* [WHAT IS REQUIRED]:
Transcribe the full listing below exactly.

++++ EXTRACTED INFORMATION ++++

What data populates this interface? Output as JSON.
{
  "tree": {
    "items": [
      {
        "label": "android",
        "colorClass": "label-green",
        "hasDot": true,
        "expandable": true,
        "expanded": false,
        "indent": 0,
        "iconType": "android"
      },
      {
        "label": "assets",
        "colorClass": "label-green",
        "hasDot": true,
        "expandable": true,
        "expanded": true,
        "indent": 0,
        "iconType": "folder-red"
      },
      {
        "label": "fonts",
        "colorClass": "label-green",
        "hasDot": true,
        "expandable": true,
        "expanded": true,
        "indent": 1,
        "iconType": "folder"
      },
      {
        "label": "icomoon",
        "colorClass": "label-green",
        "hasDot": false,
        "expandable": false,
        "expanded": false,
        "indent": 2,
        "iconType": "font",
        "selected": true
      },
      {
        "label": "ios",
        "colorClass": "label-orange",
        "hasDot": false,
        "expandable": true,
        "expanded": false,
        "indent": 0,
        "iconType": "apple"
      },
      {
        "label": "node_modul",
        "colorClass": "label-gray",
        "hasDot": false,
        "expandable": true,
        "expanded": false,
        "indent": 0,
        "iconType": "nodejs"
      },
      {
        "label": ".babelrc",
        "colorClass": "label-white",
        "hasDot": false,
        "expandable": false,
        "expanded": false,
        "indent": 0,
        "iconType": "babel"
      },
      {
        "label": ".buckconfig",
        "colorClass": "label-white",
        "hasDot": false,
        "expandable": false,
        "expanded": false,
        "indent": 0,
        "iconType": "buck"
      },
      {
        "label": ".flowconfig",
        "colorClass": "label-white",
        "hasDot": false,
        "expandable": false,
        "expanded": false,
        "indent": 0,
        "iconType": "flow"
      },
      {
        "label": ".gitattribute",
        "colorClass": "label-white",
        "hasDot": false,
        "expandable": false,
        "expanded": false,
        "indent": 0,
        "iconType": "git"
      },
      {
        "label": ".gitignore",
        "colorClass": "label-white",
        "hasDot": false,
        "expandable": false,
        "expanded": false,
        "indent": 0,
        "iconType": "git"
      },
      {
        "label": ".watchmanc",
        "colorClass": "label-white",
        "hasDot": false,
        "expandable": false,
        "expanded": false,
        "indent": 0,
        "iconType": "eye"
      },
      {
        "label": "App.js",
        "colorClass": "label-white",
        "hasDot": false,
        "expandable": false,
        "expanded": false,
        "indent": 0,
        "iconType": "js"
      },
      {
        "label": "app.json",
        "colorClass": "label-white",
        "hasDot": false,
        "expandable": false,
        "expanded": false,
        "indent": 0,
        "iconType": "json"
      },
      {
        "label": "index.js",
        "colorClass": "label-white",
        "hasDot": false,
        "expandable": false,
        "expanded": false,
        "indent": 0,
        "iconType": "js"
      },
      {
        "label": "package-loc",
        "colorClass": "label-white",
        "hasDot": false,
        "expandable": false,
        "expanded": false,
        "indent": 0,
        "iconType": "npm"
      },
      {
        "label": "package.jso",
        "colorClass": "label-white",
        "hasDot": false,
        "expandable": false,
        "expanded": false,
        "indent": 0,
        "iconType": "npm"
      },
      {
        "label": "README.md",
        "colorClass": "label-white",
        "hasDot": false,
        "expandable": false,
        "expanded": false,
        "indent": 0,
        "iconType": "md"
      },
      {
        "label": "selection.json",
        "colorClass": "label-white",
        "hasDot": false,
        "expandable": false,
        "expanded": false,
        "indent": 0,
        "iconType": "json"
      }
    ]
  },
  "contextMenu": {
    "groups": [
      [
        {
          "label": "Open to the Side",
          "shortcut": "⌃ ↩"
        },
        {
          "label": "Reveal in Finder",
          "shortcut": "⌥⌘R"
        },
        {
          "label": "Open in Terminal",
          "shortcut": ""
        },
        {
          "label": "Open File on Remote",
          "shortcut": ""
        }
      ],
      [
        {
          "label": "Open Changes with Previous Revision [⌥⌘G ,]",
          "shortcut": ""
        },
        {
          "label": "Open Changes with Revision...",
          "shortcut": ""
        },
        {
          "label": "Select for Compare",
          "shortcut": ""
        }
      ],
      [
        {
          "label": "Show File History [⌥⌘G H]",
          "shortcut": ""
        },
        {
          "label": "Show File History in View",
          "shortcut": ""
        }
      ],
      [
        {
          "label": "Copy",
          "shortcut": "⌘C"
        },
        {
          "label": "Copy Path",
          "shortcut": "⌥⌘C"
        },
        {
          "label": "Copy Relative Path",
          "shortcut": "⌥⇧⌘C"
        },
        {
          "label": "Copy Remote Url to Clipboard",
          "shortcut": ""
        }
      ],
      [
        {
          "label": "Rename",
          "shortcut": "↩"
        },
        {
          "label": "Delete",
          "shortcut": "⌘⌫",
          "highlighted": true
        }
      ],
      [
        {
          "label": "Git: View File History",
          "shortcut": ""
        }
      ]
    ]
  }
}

++++

* [FULL ANSWER]:
What data populates this interface? Output as JSON.
{
  "tree": {
    "items": [
      {
        "label": "android",
        "colorClass": "label-green",
        "hasDot": true,
        "expandable": true,
        "expanded": false,
        "indent": 0,
        "iconType": "android"
      },
      {
        "label": "assets",
        "colorClass": "label-green",
        "hasDot": true,
        "expandable": true,
        "expanded": true,
        "indent": 0,
        "iconType": "folder-red"
      },
      {
        "label": "fonts",
        "colorClass": "label-green",
        "hasDot": true,
        "expandable": true,
        "expanded": true,
        "indent": 1,
        "iconType": "folder"
      },
      {
        "label": "icomoon",
        "colorClass": "label-green",
        "hasDot": false,
        "expandable": false,
        "expanded": false,
        "indent": 2,
        "iconType": "font",
        "selected": true
      },
      {
        "label": "ios",
        "colorClass": "label-orange",
        "hasDot": false,
        "expandable": true,
        "expanded": false,
        "indent": 0,
        "iconType": "apple"
      },
      {
        "label": "node_modul",
        "colorClass": "label-gray",
        "hasDot": false,
        "expandable": true,
        "expanded": false,
        "indent": 0,
        "iconType": "nodejs"
      },
      {
        "label": ".babelrc",
        "colorClass": "label-white",
        "hasDot": false,
        "expandable": false,
        "expanded": false,
        "indent": 0,
        "iconType": "babel"
      },
      {
        "label": ".buckconfig",
        "colorClass": "label-white",
        "hasDot": false,
        "expandable": false,
        "expanded": false,
        "indent": 0,
        "iconType": "buck"
      },
      {
        "label": ".flowconfig",
        "colorClass": "label-white",
        "hasDot": false,
        "expandable": false,
        "expanded": false,
        "indent": 0,
        "iconType": "flow"
      },
      {
        "label": ".gitattribute",
        "colorClass": "label-white",
        "hasDot": false,
        "expandable": false,
        "expanded": false,
        "indent": 0,
        "iconType": "git"
      },
      {
        "label": ".gitignore",
        "colorClass": "label-white",
        "hasDot": false,
        "expandable": false,
        "expanded": false,
        "indent": 0,
        "iconType": "git"
      },
      {
        "label": ".watchmanc",
        "colorClass": "label-white",
        "hasDot": false,
        "expandable": false,
        "expanded": false,
        "indent": 0,
        "iconType": "eye"
      },
      {
        "label": "App.js",
        "colorClass": "label-white",
        "hasDot": false,
        "expandable": false,
        "expanded": false,
        "indent": 0,
        "iconType": "js"
      },
      {
        "label": "app.json",
        "colorClass": "label-white",
        "hasDot": false,
        "expandable": false,
        "expanded": false,
        "indent": 0,
        "iconType": "json"
      },
      {
        "label": "index.js",
        "colorClass": "label-white",
        "hasDot": false,
        "expandable": false,
        "expanded": false,
        "indent": 0,
        "iconType": "js"
      },
      {
        "label": "package-loc",
        "colorClass": "label-white",
        "hasDot": false,
        "expandable": false,
        "expanded": false,
        "indent": 0,
        "iconType": "npm"
      },
      {
        "label": "package.jso",
        "colorClass": "label-white",
        "hasDot": false,
        "expandable": false,
        "expanded": false,
        "indent": 0,
        "iconType": "npm"
      },
      {
        "label": "README.md",
        "colorClass": "label-white",
        "hasDot": false,
        "expandable": false,
        "expanded": false,
        "indent": 0,
        "iconType": "md"
      },
      {
        "label": "selection.json",
        "colorClass": "label-white",
        "hasDot": false,
        "expandable": false,
        "expanded": false,
        "indent": 0,
        "iconType": "json"
      }
    ]
  },
  "contextMenu": {
    "groups": [
      [
        {
          "label": "Open to the Side",
          "shortcut": "⌃ ↩"
        },
        {
          "label": "Reveal in Finder",
          "shortcut": "⌥⌘R"
        },
        {
          "label": "Open in Terminal",
          "shortcut": ""
        },
        {
          "label": "Open File on Remote",
          "shortcut": ""
        }
      ],
      [
        {
          "label": "Open Changes with Previous Revision [⌥⌘G ,]",
          "shortcut": ""
        },
        {
          "label": "Open Changes with Revision...",
          "shortcut": ""
        },
        {
          "label": "Select for Compare",
          "shortcut": ""
        }
      ],
      [
        {
          "label": "Show File History [⌥⌘G H]",
          "shortcut": ""
        },
        {
          "label": "Show File History in View",
          "shortcut": ""
        }
      ],
      [
        {
          "label": "Copy",
          "shortcut": "⌘C"
        },
        {
          "label": "Copy Path",
          "shortcut": "⌥⌘C"
        },
        {
          "label": "Copy Relative Path",
          "shortcut": "⌥⇧⌘C"
        },
        {
          "label": "Copy Remote Url to Clipboard",
          "shortcut": ""
        }
      ],
      [
        {
          "label": "Rename",
          "shortcut": "↩"
        },
        {
          "label": "Delete",
          "shortcut": "⌘⌫",
          "highlighted": true
        }
      ],
      [
        {
          "label": "Git: View File History",
          "shortcut": ""
        }
      ]
    ]
  }
}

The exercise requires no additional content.